作業の目的 A: 節税対策の本文のうち、「役員報酬の調整以外にも、会社」で始まり「7. 個人型確定拠出年金(iDeCo)」まで続く部分を一字一句そのまま書き写してください。

特に社会保険料は役員報酬が一定額を超えると上限に達しますが、それまでは増え続けるため、手取り額に大きな影響を与えます。

効果的な節税対策7選

役員報酬の調整以外にも、会社と個人で税負担を軽減するための効果的な節税方法があります。

効果的な節税対策

  1. 配偶者を役員にして所得分散
  2. 役員社宅制度の活用
  3. 通勤手当の支給
  4. 出張日当の設定
  5. ふるさと納税
  6. 小規模企業共済への加入
  7. 個人型確定拠出年金(iDeCo)

1. 配偶者を役員にして所得分散

配偶者を役員として加え、適切な役員報酬を支払うことで世帯全体の所得を分散し、所得税・住民税の負担を減らすことができます。

税理士 森健太郎
税理士 森健太郎からひと言
【重要】名義だけの役員報酬は否認される
配偶者に役員報酬を支払う場合は、業務の実態があるかどうか税務署が厳しく確認します。名義だけの役員報酬は否認される可能性があるので、ご注意ください。

2. 役員社宅制度の活用

会社が契約した住宅を役員に社宅として貸し出し、役員から一定額の家賃を支払ってもらう制度です。

処理対象データ:

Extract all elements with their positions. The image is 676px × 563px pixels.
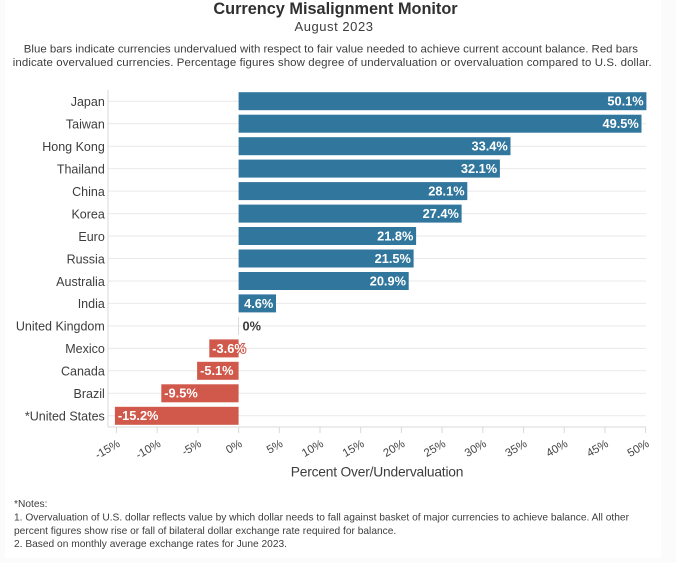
svg-text:33.4%: 33.4% bbox=[472, 139, 509, 154]
svg-text:49.5%: 49.5% bbox=[603, 116, 640, 131]
svg-text:Brazil: Brazil bbox=[74, 387, 105, 401]
svg-text:percent figures show rise or f: percent figures show rise or fall of bil… bbox=[14, 526, 396, 537]
svg-text:21.8%: 21.8% bbox=[377, 228, 414, 243]
svg-text:indicate overvalued currencies: indicate overvalued currencies. Percenta… bbox=[13, 57, 652, 69]
svg-text:0%: 0% bbox=[243, 318, 262, 333]
svg-text:August 2023: August 2023 bbox=[294, 19, 373, 34]
svg-text:-15.2%: -15.2% bbox=[118, 408, 159, 423]
svg-text:32.1%: 32.1% bbox=[461, 161, 498, 176]
svg-text:50.1%: 50.1% bbox=[607, 94, 644, 109]
svg-text:Hong Kong: Hong Kong bbox=[42, 140, 105, 154]
svg-text:India: India bbox=[78, 297, 105, 311]
svg-text:Australia: Australia bbox=[56, 275, 105, 289]
svg-text:Korea: Korea bbox=[71, 207, 104, 221]
svg-text:28.1%: 28.1% bbox=[428, 184, 465, 199]
svg-text:4.6%: 4.6% bbox=[244, 296, 274, 311]
svg-text:Percent Over/Undervaluation: Percent Over/Undervaluation bbox=[291, 465, 464, 480]
svg-text:Blue bars indicate currencies: Blue bars indicate currencies undervalue… bbox=[24, 43, 638, 55]
svg-text:Mexico: Mexico bbox=[65, 342, 105, 356]
svg-text:1. Overvaluation of U.S. dolla: 1. Overvaluation of U.S. dollar reflects… bbox=[14, 513, 630, 524]
svg-text:-5.1%: -5.1% bbox=[200, 363, 234, 378]
svg-text:China: China bbox=[72, 185, 105, 199]
svg-text:20.9%: 20.9% bbox=[370, 273, 407, 288]
svg-text:*Notes:: *Notes: bbox=[14, 499, 47, 510]
svg-text:21.5%: 21.5% bbox=[375, 251, 412, 266]
svg-text:Thailand: Thailand bbox=[57, 162, 105, 176]
svg-text:Japan: Japan bbox=[71, 95, 105, 109]
svg-text:United Kingdom: United Kingdom bbox=[16, 320, 105, 334]
svg-text:2. Based on monthly average ex: 2. Based on monthly average exchange rat… bbox=[14, 539, 287, 550]
svg-text:Currency Misalignment Monitor: Currency Misalignment Monitor bbox=[213, 0, 458, 18]
svg-text:Euro: Euro bbox=[78, 230, 104, 244]
svg-text:-3.6%: -3.6% bbox=[212, 341, 246, 356]
svg-text:Taiwan: Taiwan bbox=[66, 118, 105, 132]
svg-text:Canada: Canada bbox=[61, 365, 105, 379]
svg-text:Russia: Russia bbox=[67, 252, 105, 266]
svg-text:-9.5%: -9.5% bbox=[164, 386, 198, 401]
svg-text:*United States: *United States bbox=[25, 410, 105, 424]
svg-text:27.4%: 27.4% bbox=[423, 206, 460, 221]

作業の目的 B: 上のデータで、「svg-text:33.4%: 33.4% bbox=[472, 139, 509, 154]」を含む行から始まり「svg-text:4.6%: 4.6% bbox=[244, 296, 274, 311]」を含む行まで続く各行を、両端の行も含めて1行につき1つの文字列とするJSON配列に変換してください。空行は除いてください。

回答全文 A:
役員報酬の調整以外にも、会社と個人で税負担を軽減するための効果的な節税方法があります。

効果的な節税対策

  1. 配偶者を役員にして所得分散
  2. 役員社宅制度の活用
  3. 通勤手当の支給
  4. 出張日当の設定
  5. ふるさと納税
  6. 小規模企業共済への加入
  7. 個人型確定拠出年金(iDeCo)

回答全文 B:
[
  "svg-text:33.4%: 33.4% bbox=[472, 139, 509, 154]",
  "svg-text:49.5%: 49.5% bbox=[603, 116, 640, 131]",
  "svg-text:Brazil: Brazil bbox=[74, 387, 105, 401]",
  "svg-text:percent figures show rise or f: percent figures show rise or fall of bil… bbox=[14, 526, 396, 537]",
  "svg-text:21.8%: 21.8% bbox=[377, 228, 414, 243]",
  "svg-text:indicate overvalued currencies: indicate overvalued currencies. Percenta… bbox=[13, 57, 652, 69]",
  "svg-text:0%: 0% bbox=[243, 318, 262, 333]",
  "svg-text:August 2023: August 2023 bbox=[294, 19, 373, 34]",
  "svg-text:-15.2%: -15.2% bbox=[118, 408, 159, 423]",
  "svg-text:32.1%: 32.1% bbox=[461, 161, 498, 176]",
  "svg-text:50.1%: 50.1% bbox=[607, 94, 644, 109]",
  "svg-text:Hong Kong: Hong Kong bbox=[42, 140, 105, 154]",
  "svg-text:India: India bbox=[78, 297, 105, 311]",
  "svg-text:Australia: Australia bbox=[56, 275, 105, 289]",
  "svg-text:Korea: Korea bbox=[71, 207, 104, 221]",
  "svg-text:28.1%: 28.1% bbox=[428, 184, 465, 199]",
  "svg-text:4.6%: 4.6% bbox=[244, 296, 274, 311]"
]